# start of Data section

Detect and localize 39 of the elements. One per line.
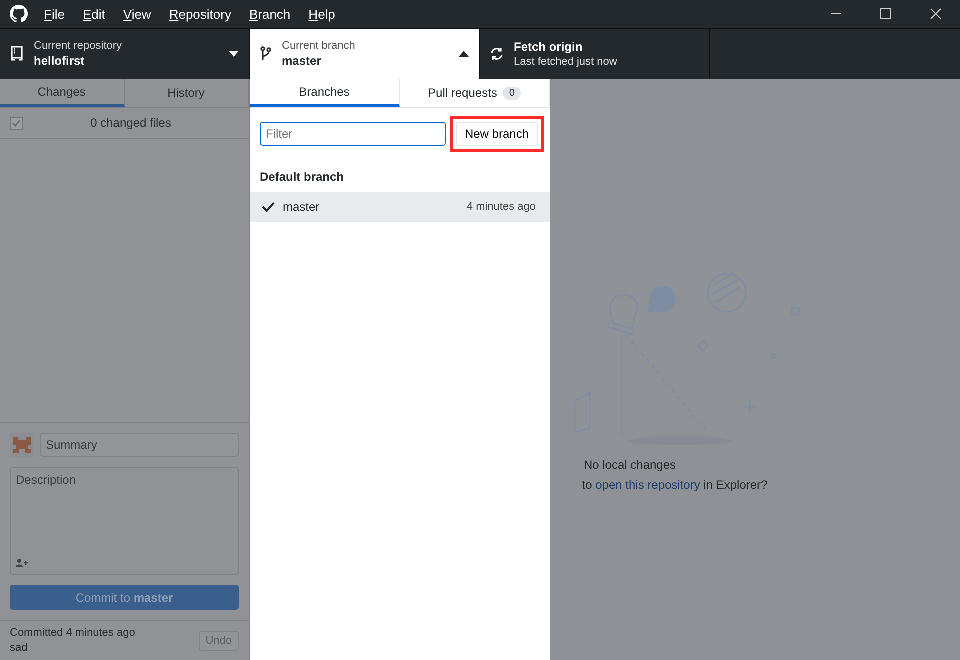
branch-menu-tab[interactable]: Pull requests 0 bbox=[400, 79, 550, 107]
changed-files-count: 0 changed files bbox=[90, 116, 172, 130]
filter-field[interactable]: Filter bbox=[260, 122, 446, 146]
repository-name: hellofirst bbox=[34, 54, 86, 68]
open-repository-hint: to open this repository in Explorer? bbox=[582, 478, 768, 492]
group-heading: Default branch bbox=[259, 169, 346, 186]
sidebar-tab[interactable]: Changes bbox=[0, 79, 124, 107]
caret-icon bbox=[459, 51, 469, 57]
menu-item[interactable]: Help bbox=[308, 6, 336, 22]
sync-icon bbox=[490, 47, 504, 61]
repository-icon bbox=[10, 46, 24, 62]
select-all-checkbox[interactable] bbox=[10, 116, 23, 130]
branch-list-name: master bbox=[283, 200, 321, 214]
last-commit-message: sad bbox=[10, 642, 29, 654]
new-branch-button[interactable]: New branch bbox=[456, 122, 538, 146]
last-commit-time: Committed 4 minutes ago bbox=[10, 627, 136, 639]
repository-caption: Current repository bbox=[34, 40, 124, 52]
add-coauthor-icon[interactable] bbox=[16, 559, 28, 567]
branch-icon bbox=[260, 46, 272, 62]
maximize-icon[interactable] bbox=[880, 8, 892, 20]
count-badge: 0 bbox=[503, 86, 521, 100]
branch-caption: Current branch bbox=[282, 40, 356, 52]
fetch-status: Last fetched just now bbox=[514, 56, 618, 68]
sidebar-tab[interactable]: History bbox=[124, 79, 249, 107]
branch-selector[interactable]: Current branch master bbox=[250, 29, 480, 79]
menu-item[interactable]: Repository bbox=[169, 6, 232, 22]
branch-row[interactable]: master 4 minutes ago bbox=[250, 192, 550, 222]
close-icon[interactable] bbox=[930, 8, 942, 20]
branch-name: master bbox=[282, 54, 322, 68]
menu-item[interactable]: View bbox=[123, 6, 152, 22]
octocat-logo-icon bbox=[10, 5, 28, 23]
menu-item[interactable]: Edit bbox=[82, 6, 106, 22]
branch-menu-tab[interactable]: Branches bbox=[250, 79, 400, 107]
branch-time: 4 minutes ago bbox=[466, 201, 536, 213]
fetch-title: Fetch origin bbox=[514, 40, 584, 54]
menu-item[interactable]: Branch bbox=[249, 6, 291, 22]
avatar-icon bbox=[10, 433, 34, 457]
menu-item[interactable]: File bbox=[44, 6, 65, 22]
empty-state-title: No local changes bbox=[584, 458, 676, 472]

# end of Data section

**Exercise directions**
Reproduce the lines of the records starting at the line that contains "branch-menu-tab[interactable]: Pull requests" and ending at the line that contains "add-coauthor-icon[interactable] bbox=[16, 559, 28, 567]", replacing "hellofirst" with "hellosecond" and leaving everything else unchanged.

**Result of this task**
branch-menu-tab[interactable]: Pull requests 0 bbox=[400, 79, 550, 107]
changed-files-count: 0 changed files bbox=[90, 116, 172, 130]
filter-field[interactable]: Filter bbox=[260, 122, 446, 146]
repository-name: hellosecond bbox=[34, 54, 86, 68]
open-repository-hint: to open this repository in Explorer? bbox=[582, 478, 768, 492]
group-heading: Default branch bbox=[259, 169, 346, 186]
sidebar-tab[interactable]: Changes bbox=[0, 79, 124, 107]
caret-icon bbox=[459, 51, 469, 57]
menu-item[interactable]: Help bbox=[308, 6, 336, 22]
sync-icon bbox=[490, 47, 504, 61]
repository-icon bbox=[10, 46, 24, 62]
select-all-checkbox[interactable] bbox=[10, 116, 23, 130]
branch-list-name: master bbox=[283, 200, 321, 214]
last-commit-message: sad bbox=[10, 642, 29, 654]
new-branch-button[interactable]: New branch bbox=[456, 122, 538, 146]
last-commit-time: Committed 4 minutes ago bbox=[10, 627, 136, 639]
repository-caption: Current repository bbox=[34, 40, 124, 52]
add-coauthor-icon[interactable] bbox=[16, 559, 28, 567]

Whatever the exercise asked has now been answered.